I have an heirloom ring, and I generally don’t feel bad about it because…well, as you say, what am I supposed to do with it?
I would equate this to clothing. No, I would not wear heirloom fur, but let me explain. I buy maybe 90-95% of my clothes secondhand (Goodwill/Salvation Army) because that is how I grew up (poor family) and that is how my style developed…it’s just more interesting to wear used clothes, and your outfits are more unbique! 🙂
But I digress… my point is that I do occasionally wear USED clothing that might be brand-name, and thus almost certainly came from a sweatshop. I avoid logos, and anythign that promotes a brand, But still, I wear clothes with dubious origins. My reasoning is that it would be in a landfill otherwise.
Does the same go for used diamonds? Honestly, I’d love to hear opinions, I fight with myself over this rather often.
Post # 9
@wrkbrk: My dear, when one is trying to appease the thought police and their Politically Correct henchmen, it is very difficult to determine what meets their rigorous standards.
Post # 10
I think they contribute a lot less. In an ideal world we’d all wear recycled twist ties or something. In the real world we have to draw a line somewhere. I have an heirloom that I wear and love. Wouldn’t buy a new diamond, but I’m sentimental and I Like that this ring holds a piece of both sides of our family.
Post # 11
@FauxPas2012: I get what you’re saying, but I don’t think this comment is super helpful. Of course you can’t base your decisions on popular opinion, but I do think it is worthwhile considering whether your consumer habits support ethical businesses/industries, or not. What you use you money to buy is really a pretty political act, IMO.
Post # 12
I might get flamed for this, but I’ll admit that I just don’t care where a diamond comes from. So I obviously don’t care about stimulants or things that look like diamonds. Wear what you want on your finger!

- [WORK ORDER 1] In the forum thread about heirloom diamonds, what share of their clothes does the first poster say they buy secondhand?
- [WORK ORDER 2] Please extend the forum thread about heirloom diamonds past its last post.
The records come from a separate source.

- [SOURCE DATA]
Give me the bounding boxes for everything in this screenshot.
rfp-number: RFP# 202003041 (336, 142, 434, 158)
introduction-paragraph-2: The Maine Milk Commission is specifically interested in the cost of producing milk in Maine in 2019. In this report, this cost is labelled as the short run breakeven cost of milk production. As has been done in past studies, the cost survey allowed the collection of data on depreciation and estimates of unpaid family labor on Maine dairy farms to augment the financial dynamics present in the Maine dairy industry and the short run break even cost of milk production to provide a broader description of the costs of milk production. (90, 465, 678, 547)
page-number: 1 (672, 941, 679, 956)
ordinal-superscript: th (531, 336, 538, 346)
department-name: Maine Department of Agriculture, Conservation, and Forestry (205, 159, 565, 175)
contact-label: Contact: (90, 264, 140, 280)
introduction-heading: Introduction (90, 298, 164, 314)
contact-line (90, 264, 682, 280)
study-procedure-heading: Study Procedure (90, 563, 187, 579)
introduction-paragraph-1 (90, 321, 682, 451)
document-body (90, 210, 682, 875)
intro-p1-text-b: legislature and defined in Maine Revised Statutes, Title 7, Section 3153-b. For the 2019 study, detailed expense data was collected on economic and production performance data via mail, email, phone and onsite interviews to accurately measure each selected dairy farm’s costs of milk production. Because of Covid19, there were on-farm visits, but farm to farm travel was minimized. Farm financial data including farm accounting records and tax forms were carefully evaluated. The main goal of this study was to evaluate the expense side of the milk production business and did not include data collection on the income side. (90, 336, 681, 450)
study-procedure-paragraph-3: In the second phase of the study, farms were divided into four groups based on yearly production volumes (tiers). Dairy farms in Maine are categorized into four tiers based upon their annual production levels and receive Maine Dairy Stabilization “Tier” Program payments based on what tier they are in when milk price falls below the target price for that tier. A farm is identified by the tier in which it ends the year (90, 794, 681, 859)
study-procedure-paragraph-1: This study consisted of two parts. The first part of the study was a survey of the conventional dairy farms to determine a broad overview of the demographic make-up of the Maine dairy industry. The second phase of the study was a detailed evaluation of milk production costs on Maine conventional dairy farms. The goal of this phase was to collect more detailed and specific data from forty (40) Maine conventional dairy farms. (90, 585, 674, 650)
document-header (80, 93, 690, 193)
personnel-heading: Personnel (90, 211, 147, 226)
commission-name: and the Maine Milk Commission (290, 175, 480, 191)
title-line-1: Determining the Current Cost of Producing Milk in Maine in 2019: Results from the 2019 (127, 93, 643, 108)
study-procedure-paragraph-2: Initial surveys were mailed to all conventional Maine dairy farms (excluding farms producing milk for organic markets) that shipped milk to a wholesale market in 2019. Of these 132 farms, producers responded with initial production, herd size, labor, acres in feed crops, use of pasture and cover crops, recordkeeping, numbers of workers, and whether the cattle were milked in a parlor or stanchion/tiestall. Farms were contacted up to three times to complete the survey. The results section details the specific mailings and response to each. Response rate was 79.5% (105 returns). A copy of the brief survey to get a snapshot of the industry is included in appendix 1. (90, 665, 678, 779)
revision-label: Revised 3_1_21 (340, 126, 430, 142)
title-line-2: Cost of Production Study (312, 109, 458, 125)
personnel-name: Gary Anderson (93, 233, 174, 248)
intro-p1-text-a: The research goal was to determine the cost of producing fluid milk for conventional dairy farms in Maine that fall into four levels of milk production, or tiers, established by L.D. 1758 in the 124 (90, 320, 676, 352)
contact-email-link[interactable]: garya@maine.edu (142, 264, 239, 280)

- [EXERCISE OUTPUT 1] Maybe 90-95%, from Goodwill and the Salvation Army.

- [EXERCISE OUTPUT 2]
Post # 13
I have heirloom diamonds (wedding band), and heirloom fur! (So I’ll just go ahead and be Satan over here!)
I feel WORSE about my heirloom diamonds than I do about my new ones! All my new diamonds were purchased from a legitimate seller in the US–So they’re conflict-free (In theory, anyway.)
My heirloom diamonds are from the 40s, though! Doesn’t that make them honest-to-God actual blood diamonds? From what I understand, there’s no way those are conflict-free!
Post # 14
An heirloom diamond definitely has a lower human and resource cost than making or mining a new stone of any sort. It’s not like the people who may have been harmed in order to bring the diamond to market are getting wronged again. It takes raw materials and energy to make new things, so nothing is totally clean. Throwing old diamonds in the trash doesn’t erase the human suffering they have caused, but it does necessitate additional mining.
By the same standard, I would wear vintage fur.
Post # 15
@MrsSnowMountain: that’s a good analogy-thrift shop brand name clothes possibly from sweatshops. Thanks for adding that comment!
Tbh I know we can all only do so much or it would be hard to live….but choosing what to support with our money is political expression, as another bee said!
Post # 16
K wait… am I not allowed to wear my antique 1920’s fur coats now? The ones handed down from my great grandmother? But meanwhile all of my clothes are from countries with questionable human rights and labour standards regardless of if I like it or not? I’m out.